REQUIRED WORK. Set the data down again, exactly as it reads, but without the pictures.

DATA PROVIDED.
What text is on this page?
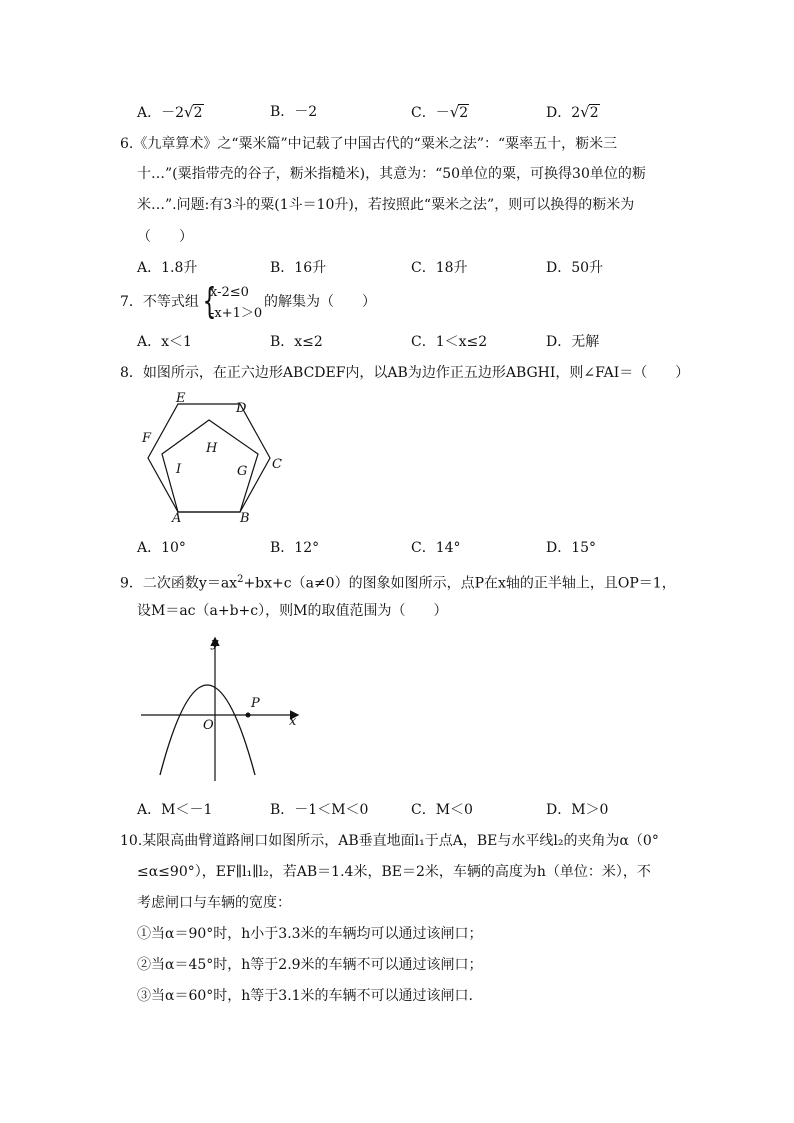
A．－2√2	B．－2	C．－√2	D．2√2
6.《九章算术》之“粟米篇”中记载了中国古代的“粟米之法”：“粟率五十，粝米三
十…”(粟指带壳的谷子，粝米指糙米)，其意为：“50单位的粟，可换得30单位的粝
米…”.问题:有3斗的粟(1斗＝10升)，若按照此“粟米之法”，则可以换得的粝米为
（　　）
A．1.8升	B．16升	C．18升	D．50升
7．不等式组 {
x-2≤0
-x+1＞0
的解集为（　　）
A．x＜1	B．x≤2	C．1＜x≤2	D．无解
8．如图所示，在正六边形ABCDEF内，以AB为边作正五边形ABGHI，则∠FAI＝（　　）
E
D
F
C
H
I	G
A	B
A．10°	B．12°	C．14°	D．15°
9．二次函数$y=ax^2+bx+c(a\ne 0)$的图象如图所示，点P在x轴的正半轴上，且OP＝1，
设M＝ac（a+b+c），则M的取值范围为（　　）
y
x
O
P
A．M＜－1	B．－1＜M＜0	C．M＜0	D．M＞0
10.某限高曲臂道路闸口如图所示，AB垂直地面l₁于点A，BE与水平线l₂的夹角为α（0°
≤α≤90°），EF∥l₁∥l₂，若AB＝1.4米，BE＝2米，车辆的高度为h（单位：米），不
考虑闸口与车辆的宽度：
①当α＝90°时，h小于3.3米的车辆均可以通过该闸口；
②当α＝45°时，h等于2.9米的车辆不可以通过该闸口；
③当α＝60°时，h等于3.1米的车辆不可以通过该闸口.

SOLUTION FOR THIS PROBLEM.
What text is on this page?
A．－2√2	B．－2	C．－√2	D．2√2
6.《九章算术》之“粟米篇”中记载了中国古代的“粟米之法”：“粟率五十，粝米三
十…”(粟指带壳的谷子，粝米指糙米)，其意为：“50单位的粟，可换得30单位的粝
米…”.问题:有3斗的粟(1斗＝10升)，若按照此“粟米之法”，则可以换得的粝米为
（　　）
A．1.8升	B．16升	C．18升	D．50升
7．不等式组 {
x-2≤0
-x+1＞0
的解集为（　　）
A．x＜1	B．x≤2	C．1＜x≤2	D．无解
8．如图所示，在正六边形ABCDEF内，以AB为边作正五边形ABGHI，则∠FAI＝（　　）
E
D
F
C
H
I	G
A	B
A．10°	B．12°	C．14°	D．15°
9．二次函数$y=ax^2+bx+c(a\ne 0)$的图象如图所示，点P在x轴的正半轴上，且OP＝1，
设M＝ac（a+b+c），则M的取值范围为（　　）
y
x
O
P
A．M＜－1	B．－1＜M＜0	C．M＜0	D．M＞0
10.某限高曲臂道路闸口如图所示，AB垂直地面l₁于点A，BE与水平线l₂的夹角为α（0°
≤α≤90°），EF∥l₁∥l₂，若AB＝1.4米，BE＝2米，车辆的高度为h（单位：米），不
考虑闸口与车辆的宽度：
①当α＝90°时，h小于3.3米的车辆均可以通过该闸口；
②当α＝45°时，h等于2.9米的车辆不可以通过该闸口；
③当α＝60°时，h等于3.1米的车辆不可以通过该闸口.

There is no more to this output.